**PROBLEM TO WORK ON**
Without the pictures, give the entries below again exactly as written.

==== INPUT ROWS

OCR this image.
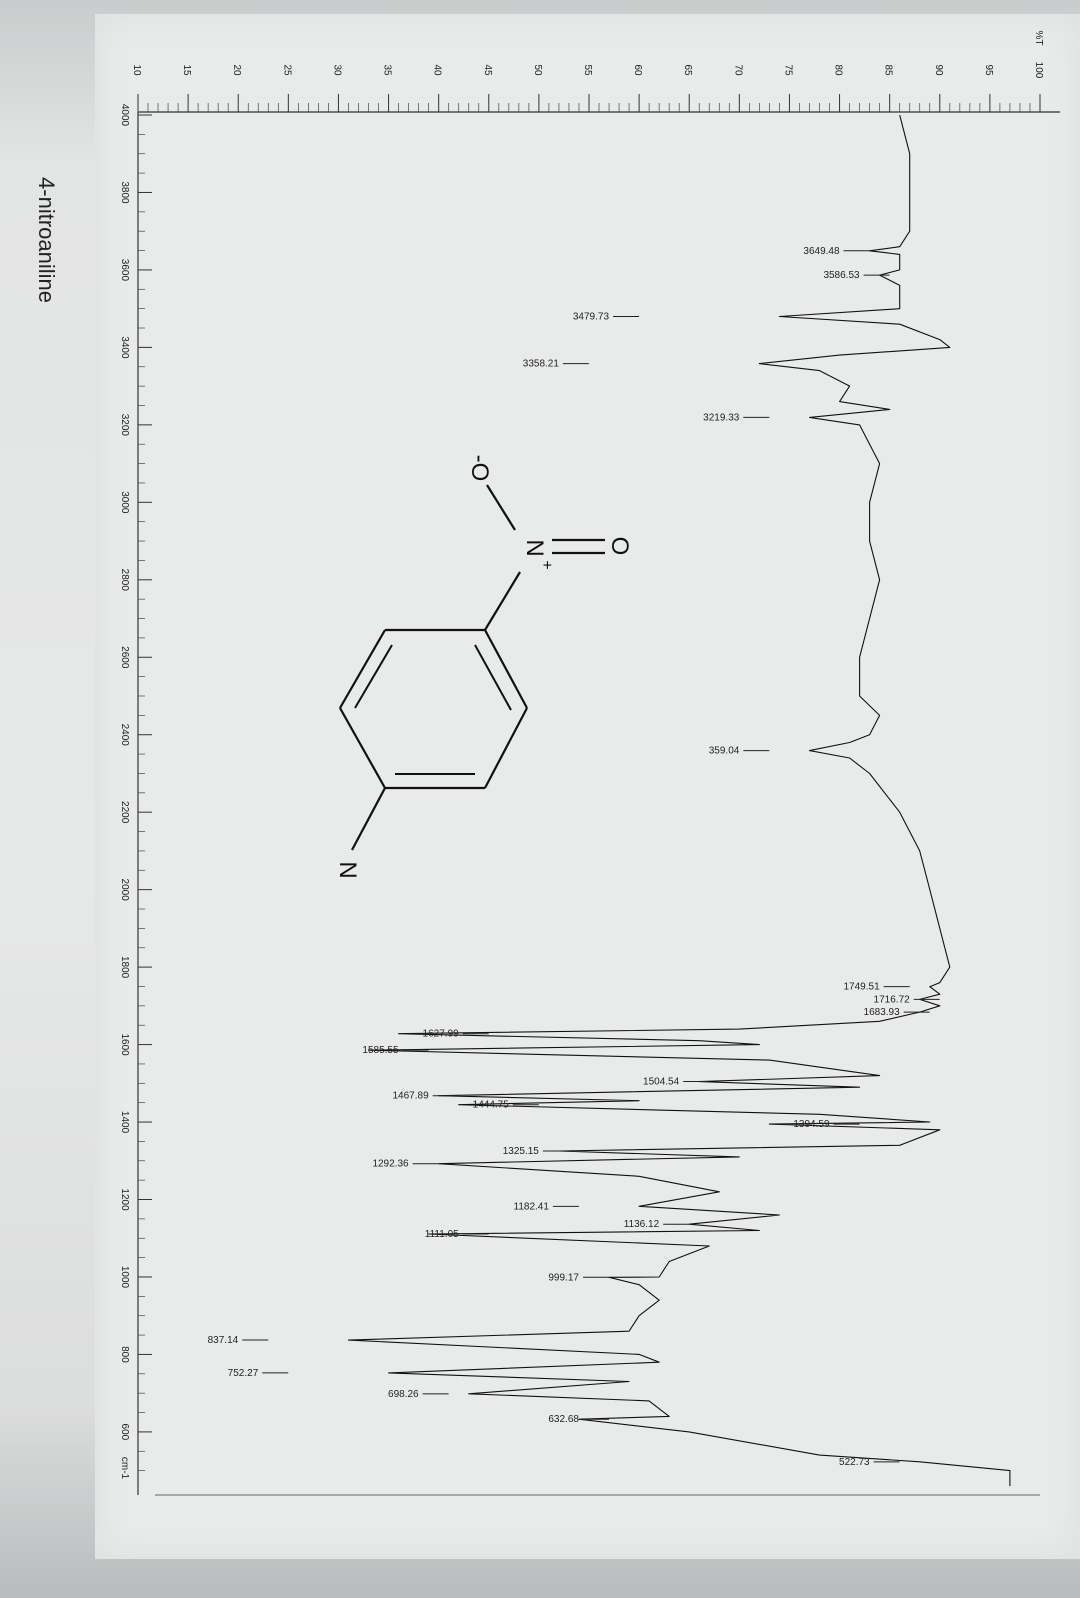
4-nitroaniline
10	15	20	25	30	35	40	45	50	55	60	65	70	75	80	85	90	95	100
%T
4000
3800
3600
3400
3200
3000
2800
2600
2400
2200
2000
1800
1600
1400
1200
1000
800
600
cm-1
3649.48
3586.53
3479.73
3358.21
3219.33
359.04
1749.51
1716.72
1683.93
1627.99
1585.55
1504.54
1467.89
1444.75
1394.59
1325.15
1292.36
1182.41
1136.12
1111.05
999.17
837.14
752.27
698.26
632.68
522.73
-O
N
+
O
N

========

**SOLUTION FOR THIS TASK**
OCR this image.
4-nitroaniline
10	15	20	25	30	35	40	45	50	55	60	65	70	75	80	85	90	95	100
%T
4000
3800
3600
3400
3200
3000
2800
2600
2400
2200
2000
1800
1600
1400
1200
1000
800
600
cm-1
3649.48
3586.53
3479.73
3358.21
3219.33
359.04
1749.51
1716.72
1683.93
1627.99
1585.55
1504.54
1467.89
1444.75
1394.59
1325.15
1292.36
1182.41
1136.12
1111.05
999.17
837.14
752.27
698.26
632.68
522.73
-O
N
+
O
N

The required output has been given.